• **What to produce**
Write the data below out exactly as it stands. Do not include the pictures.

• **Records provided**
========================================================================

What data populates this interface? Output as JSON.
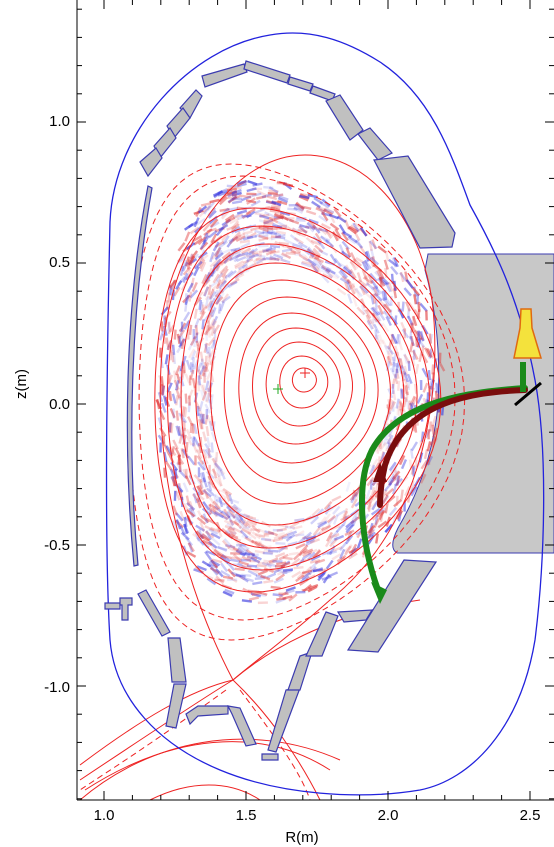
{
  "axes": {
    "xlabel": "R(m)",
    "ylabel": "z(m)",
    "xlim": [
      0.9,
      2.55
    ],
    "ylim": [
      -1.4,
      1.4
    ],
    "xticks": [
      "1.0",
      "1.5",
      "2.0",
      "2.5"
    ],
    "yticks": [
      "1.0",
      "0.5",
      "0.0",
      "-0.5",
      "-1.0"
    ]
  },
  "colors": {
    "wall": "#2222dd",
    "flux": "#ee2222",
    "tile_fill": "#c0c0c0",
    "tile_stroke": "#3b3bb0",
    "port": "#c8c8c8",
    "antenna_fill": "#f4e23c",
    "antenna_stroke": "#e06a10",
    "beam_green": "#1a8a1a",
    "beam_red": "#7a0d0d",
    "mirror": "#000000",
    "axis_mark": "#ee2222",
    "center_mark": "#22aa22"
  },
  "markers": [
    {
      "name": "magnetic-axis",
      "R": 1.7,
      "z": 0.11,
      "symbol": "+"
    },
    {
      "name": "geometric-center",
      "R": 1.6,
      "z": 0.05,
      "symbol": "+"
    }
  ]
}
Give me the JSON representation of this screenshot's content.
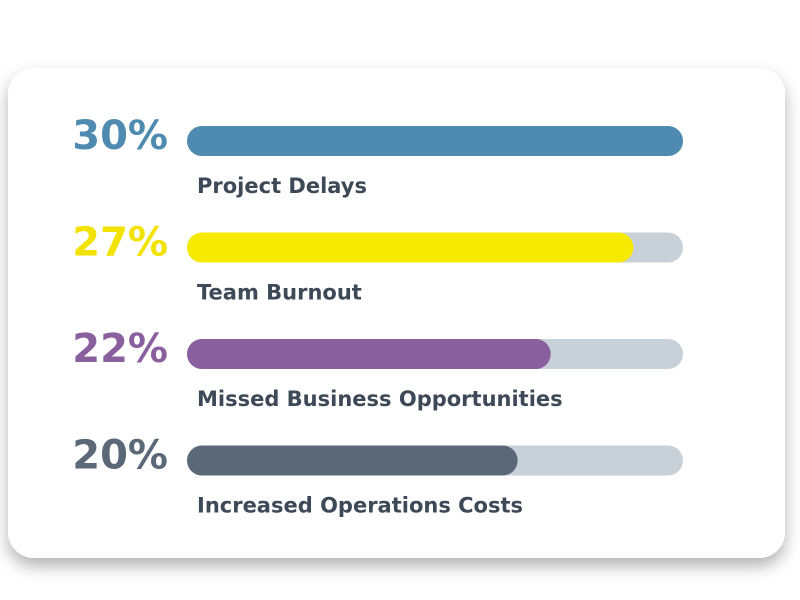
{
  "chart_data": {
    "type": "bar",
    "orientation": "horizontal",
    "categories": [
      "Project Delays",
      "Team Burnout",
      "Missed Business Opportunities",
      "Increased Operations Costs"
    ],
    "values": [
      30,
      27,
      22,
      20
    ],
    "value_labels": [
      "30%",
      "27%",
      "22%",
      "20%"
    ],
    "colors": [
      "#4f8ab0",
      "#f5ea00",
      "#895f9d",
      "#5b6877"
    ],
    "track_color": "#c9d1d8",
    "xlim": [
      0,
      30
    ]
  }
}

========================================================================

• **Result of the task**
What data populates this interface? Output as JSON.
{
  "axes": {
    "xlabel": "R(m)",
    "ylabel": "z(m)",
    "xlim": [
      0.9,
      2.55
    ],
    "ylim": [
      -1.4,
      1.4
    ],
    "xticks": [
      "1.0",
      "1.5",
      "2.0",
      "2.5"
    ],
    "yticks": [
      "1.0",
      "0.5",
      "0.0",
      "-0.5",
      "-1.0"
    ]
  },
  "colors": {
    "wall": "#2222dd",
    "flux": "#ee2222",
    "tile_fill": "#c0c0c0",
    "tile_stroke": "#3b3bb0",
    "port": "#c8c8c8",
    "antenna_fill": "#f4e23c",
    "antenna_stroke": "#e06a10",
    "beam_green": "#1a8a1a",
    "beam_red": "#7a0d0d",
    "mirror": "#000000",
    "axis_mark": "#ee2222",
    "center_mark": "#22aa22"
  },
  "markers": [
    {
      "name": "magnetic-axis",
      "R": 1.7,
      "z": 0.11,
      "symbol": "+"
    },
    {
      "name": "geometric-center",
      "R": 1.6,
      "z": 0.05,
      "symbol": "+"
    }
  ]
}
Give me the JSON representation of this screenshot's content.
{
  "chart_data": {
    "type": "bar",
    "orientation": "horizontal",
    "categories": [
      "Project Delays",
      "Team Burnout",
      "Missed Business Opportunities",
      "Increased Operations Costs"
    ],
    "values": [
      30,
      27,
      22,
      20
    ],
    "value_labels": [
      "30%",
      "27%",
      "22%",
      "20%"
    ],
    "colors": [
      "#4f8ab0",
      "#f5ea00",
      "#895f9d",
      "#5b6877"
    ],
    "track_color": "#c9d1d8",
    "xlim": [
      0,
      30
    ]
  }
}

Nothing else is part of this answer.